Data listing:
"""

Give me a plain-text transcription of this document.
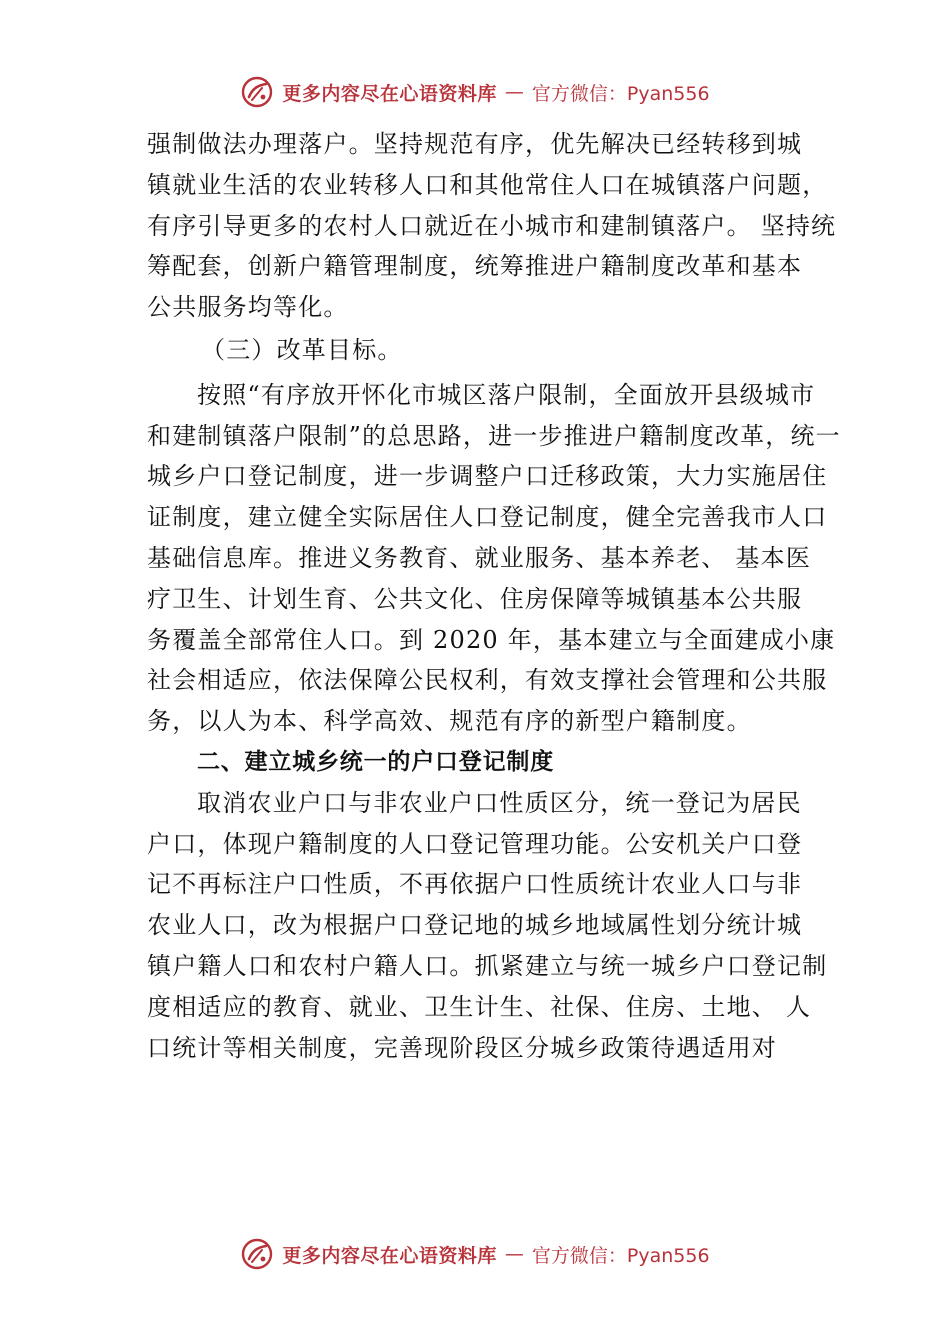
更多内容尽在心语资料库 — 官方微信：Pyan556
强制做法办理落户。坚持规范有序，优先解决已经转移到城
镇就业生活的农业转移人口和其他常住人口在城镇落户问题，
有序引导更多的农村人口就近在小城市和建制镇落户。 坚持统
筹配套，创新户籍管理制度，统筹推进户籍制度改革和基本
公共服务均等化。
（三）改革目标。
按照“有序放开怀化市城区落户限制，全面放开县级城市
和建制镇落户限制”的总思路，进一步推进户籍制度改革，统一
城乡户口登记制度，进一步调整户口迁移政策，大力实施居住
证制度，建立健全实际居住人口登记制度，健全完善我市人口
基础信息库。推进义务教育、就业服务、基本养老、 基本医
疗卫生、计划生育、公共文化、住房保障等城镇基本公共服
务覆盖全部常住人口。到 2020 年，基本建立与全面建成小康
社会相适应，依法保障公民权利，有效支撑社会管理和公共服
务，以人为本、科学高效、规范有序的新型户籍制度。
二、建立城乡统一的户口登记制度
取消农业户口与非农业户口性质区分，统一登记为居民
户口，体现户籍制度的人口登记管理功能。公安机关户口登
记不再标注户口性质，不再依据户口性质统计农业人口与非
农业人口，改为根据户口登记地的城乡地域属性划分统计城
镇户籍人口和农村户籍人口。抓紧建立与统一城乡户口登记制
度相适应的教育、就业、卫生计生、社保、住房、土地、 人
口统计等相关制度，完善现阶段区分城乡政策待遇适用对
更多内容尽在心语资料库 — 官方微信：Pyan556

"""
"""

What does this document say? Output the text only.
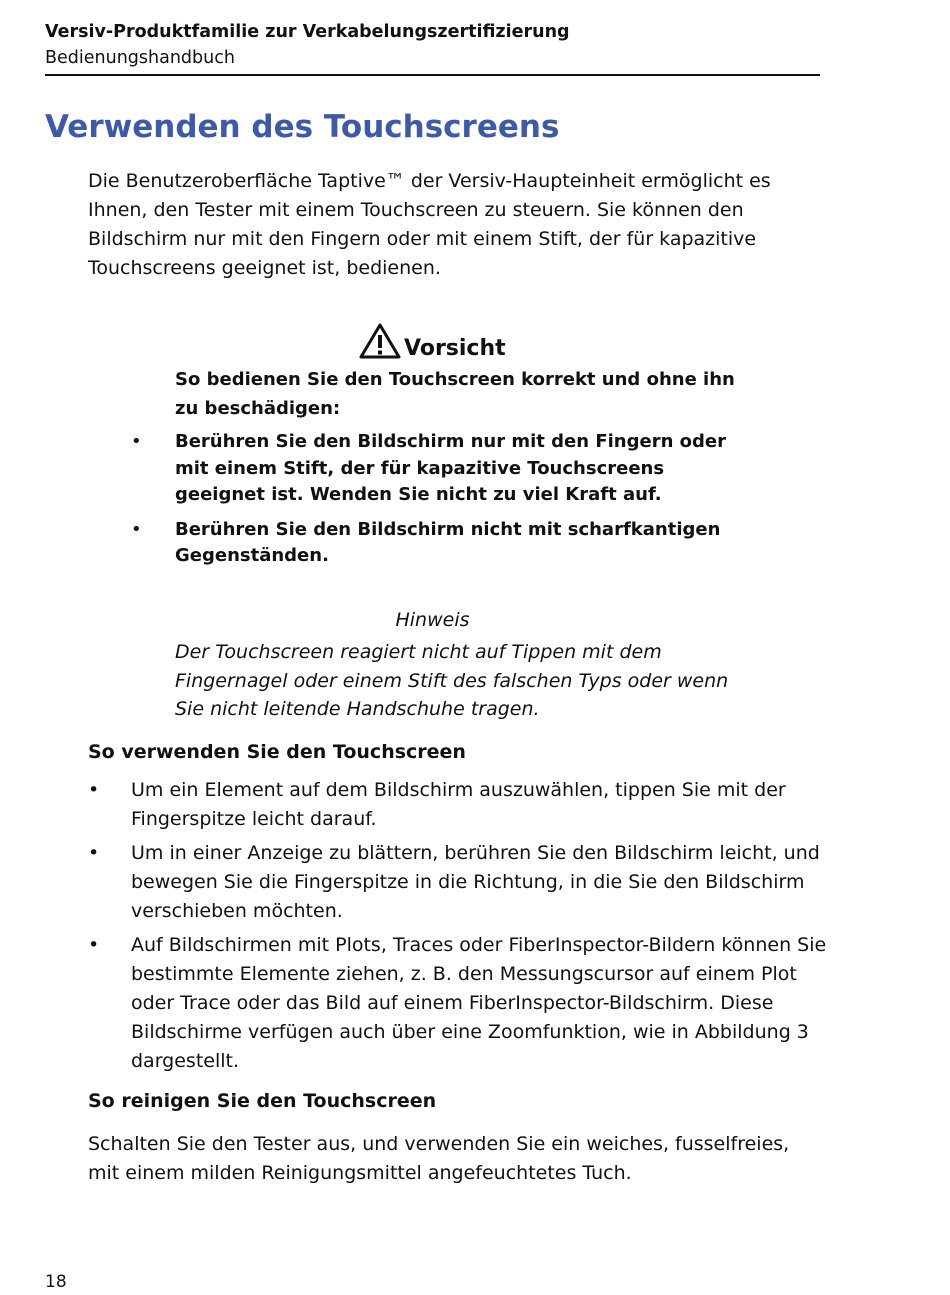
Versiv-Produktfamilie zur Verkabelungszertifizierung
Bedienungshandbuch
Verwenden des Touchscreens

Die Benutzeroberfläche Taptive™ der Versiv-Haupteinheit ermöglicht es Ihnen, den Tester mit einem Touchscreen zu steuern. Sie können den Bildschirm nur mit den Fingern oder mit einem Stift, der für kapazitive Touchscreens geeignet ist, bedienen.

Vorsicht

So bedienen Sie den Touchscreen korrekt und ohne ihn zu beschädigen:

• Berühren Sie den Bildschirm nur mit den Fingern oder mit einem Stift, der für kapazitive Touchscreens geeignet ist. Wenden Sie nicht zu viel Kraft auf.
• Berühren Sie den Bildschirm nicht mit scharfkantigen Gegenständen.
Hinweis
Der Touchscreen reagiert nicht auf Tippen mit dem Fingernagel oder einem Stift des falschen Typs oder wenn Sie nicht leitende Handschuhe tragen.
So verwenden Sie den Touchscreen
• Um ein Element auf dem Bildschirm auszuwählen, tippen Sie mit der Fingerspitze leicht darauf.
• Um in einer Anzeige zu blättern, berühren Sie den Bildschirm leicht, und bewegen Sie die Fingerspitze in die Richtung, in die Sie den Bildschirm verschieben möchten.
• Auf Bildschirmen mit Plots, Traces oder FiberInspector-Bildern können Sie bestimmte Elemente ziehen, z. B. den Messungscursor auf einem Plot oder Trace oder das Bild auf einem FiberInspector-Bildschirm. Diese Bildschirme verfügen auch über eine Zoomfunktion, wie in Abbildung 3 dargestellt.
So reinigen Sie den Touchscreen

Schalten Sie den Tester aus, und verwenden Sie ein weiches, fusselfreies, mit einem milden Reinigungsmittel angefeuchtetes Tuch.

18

"""

**Task to carry out**
Among the records above, find each line holding the string "this" and pull it out.

**Task response**
Give me a plain-text transcription of this document.
What does this document say? Output the text only.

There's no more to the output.